*Material*.
****************
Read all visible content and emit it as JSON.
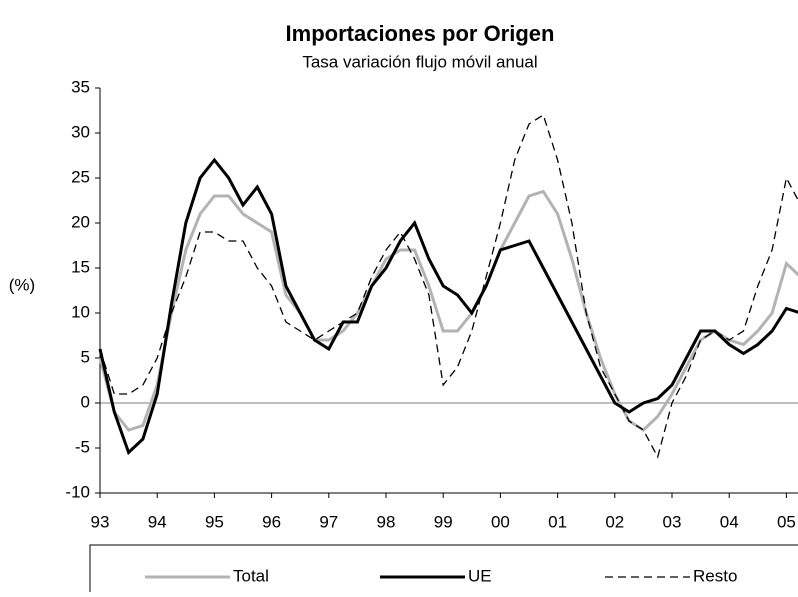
{
  "chart_data": {
    "type": "line",
    "title": "Importaciones por Origen",
    "subtitle": "Tasa variación flujo móvil anual",
    "y_label": "(%)",
    "categories": [
      "93",
      null,
      null,
      null,
      "94",
      null,
      null,
      null,
      "95",
      null,
      null,
      null,
      "96",
      null,
      null,
      null,
      "97",
      null,
      null,
      null,
      "98",
      null,
      null,
      null,
      "99",
      null,
      null,
      null,
      "00",
      null,
      null,
      null,
      "01",
      null,
      null,
      null,
      "02",
      null,
      null,
      null,
      "03",
      null,
      null,
      null,
      "04",
      null,
      null,
      null,
      "05",
      null
    ],
    "series": [
      {
        "name": "Total",
        "color": "#b3b3b3",
        "dash": "solid",
        "values": [
          5,
          -1,
          -3,
          -2.5,
          2,
          10,
          17,
          21,
          23,
          23,
          21,
          20,
          19,
          12,
          10,
          7,
          7,
          8,
          10,
          13,
          16,
          17,
          17,
          13,
          8,
          8,
          10,
          13,
          17,
          20,
          23,
          23.5,
          21,
          16,
          10,
          5,
          1,
          -2,
          -3,
          -1.5,
          1,
          4,
          7,
          8,
          7,
          6.5,
          8,
          10,
          15.5,
          14
        ]
      },
      {
        "name": "UE",
        "color": "#000000",
        "dash": "solid",
        "values": [
          6,
          -1,
          -5.5,
          -4,
          1,
          11,
          20,
          25,
          27,
          25,
          22,
          24,
          21,
          13,
          10,
          7,
          6,
          9,
          9,
          13,
          15,
          18,
          20,
          16,
          13,
          12,
          10,
          13,
          17,
          17.5,
          18,
          15,
          12,
          9,
          6,
          3,
          0,
          -1,
          0,
          0.5,
          2,
          5,
          8,
          8,
          6.5,
          5.5,
          6.5,
          8,
          10.5,
          10
        ]
      },
      {
        "name": "Resto",
        "color": "#000000",
        "dash": "dashed",
        "values": [
          6,
          1,
          1,
          2,
          5,
          10,
          14,
          19,
          19,
          18,
          18,
          15,
          13,
          9,
          8,
          7,
          8,
          9,
          10,
          14,
          17,
          19,
          16,
          12,
          2,
          4,
          8,
          14,
          20,
          27,
          31,
          32,
          27,
          20,
          10,
          4,
          1,
          -2,
          -3,
          -6,
          0,
          3,
          7,
          8,
          7,
          8,
          13,
          17,
          25,
          22
        ]
      }
    ],
    "ylim": [
      -10,
      35
    ],
    "yticks": [
      -10,
      -5,
      0,
      5,
      10,
      15,
      20,
      25,
      30,
      35
    ]
  }
}
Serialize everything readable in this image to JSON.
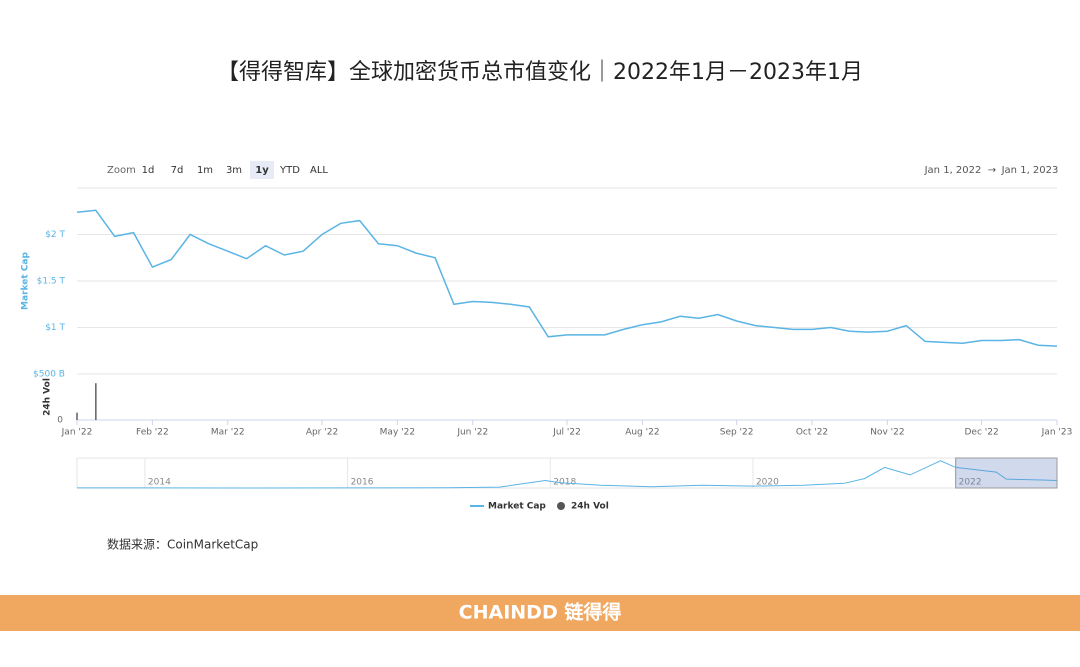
****************
*Your task*. Repeat the listing in full and exactly. Do not include any images.

*Written response*.
Read all visible content and emit it as JSON.
{
  "chart_data": {
    "type": "line",
    "title": "Importaciones por Origen",
    "subtitle": "Tasa variación flujo móvil anual",
    "y_label": "(%)",
    "categories": [
      "93",
      null,
      null,
      null,
      "94",
      null,
      null,
      null,
      "95",
      null,
      null,
      null,
      "96",
      null,
      null,
      null,
      "97",
      null,
      null,
      null,
      "98",
      null,
      null,
      null,
      "99",
      null,
      null,
      null,
      "00",
      null,
      null,
      null,
      "01",
      null,
      null,
      null,
      "02",
      null,
      null,
      null,
      "03",
      null,
      null,
      null,
      "04",
      null,
      null,
      null,
      "05",
      null
    ],
    "series": [
      {
        "name": "Total",
        "color": "#b3b3b3",
        "dash": "solid",
        "values": [
          5,
          -1,
          -3,
          -2.5,
          2,
          10,
          17,
          21,
          23,
          23,
          21,
          20,
          19,
          12,
          10,
          7,
          7,
          8,
          10,
          13,
          16,
          17,
          17,
          13,
          8,
          8,
          10,
          13,
          17,
          20,
          23,
          23.5,
          21,
          16,
          10,
          5,
          1,
          -2,
          -3,
          -1.5,
          1,
          4,
          7,
          8,
          7,
          6.5,
          8,
          10,
          15.5,
          14
        ]
      },
      {
        "name": "UE",
        "color": "#000000",
        "dash": "solid",
        "values": [
          6,
          -1,
          -5.5,
          -4,
          1,
          11,
          20,
          25,
          27,
          25,
          22,
          24,
          21,
          13,
          10,
          7,
          6,
          9,
          9,
          13,
          15,
          18,
          20,
          16,
          13,
          12,
          10,
          13,
          17,
          17.5,
          18,
          15,
          12,
          9,
          6,
          3,
          0,
          -1,
          0,
          0.5,
          2,
          5,
          8,
          8,
          6.5,
          5.5,
          6.5,
          8,
          10.5,
          10
        ]
      },
      {
        "name": "Resto",
        "color": "#000000",
        "dash": "dashed",
        "values": [
          6,
          1,
          1,
          2,
          5,
          10,
          14,
          19,
          19,
          18,
          18,
          15,
          13,
          9,
          8,
          7,
          8,
          9,
          10,
          14,
          17,
          19,
          16,
          12,
          2,
          4,
          8,
          14,
          20,
          27,
          31,
          32,
          27,
          20,
          10,
          4,
          1,
          -2,
          -3,
          -6,
          0,
          3,
          7,
          8,
          7,
          8,
          13,
          17,
          25,
          22
        ]
      }
    ],
    "ylim": [
      -10,
      35
    ],
    "yticks": [
      -10,
      -5,
      0,
      5,
      10,
      15,
      20,
      25,
      30,
      35
    ]
  }
}
Serialize everything readable in this image to JSON.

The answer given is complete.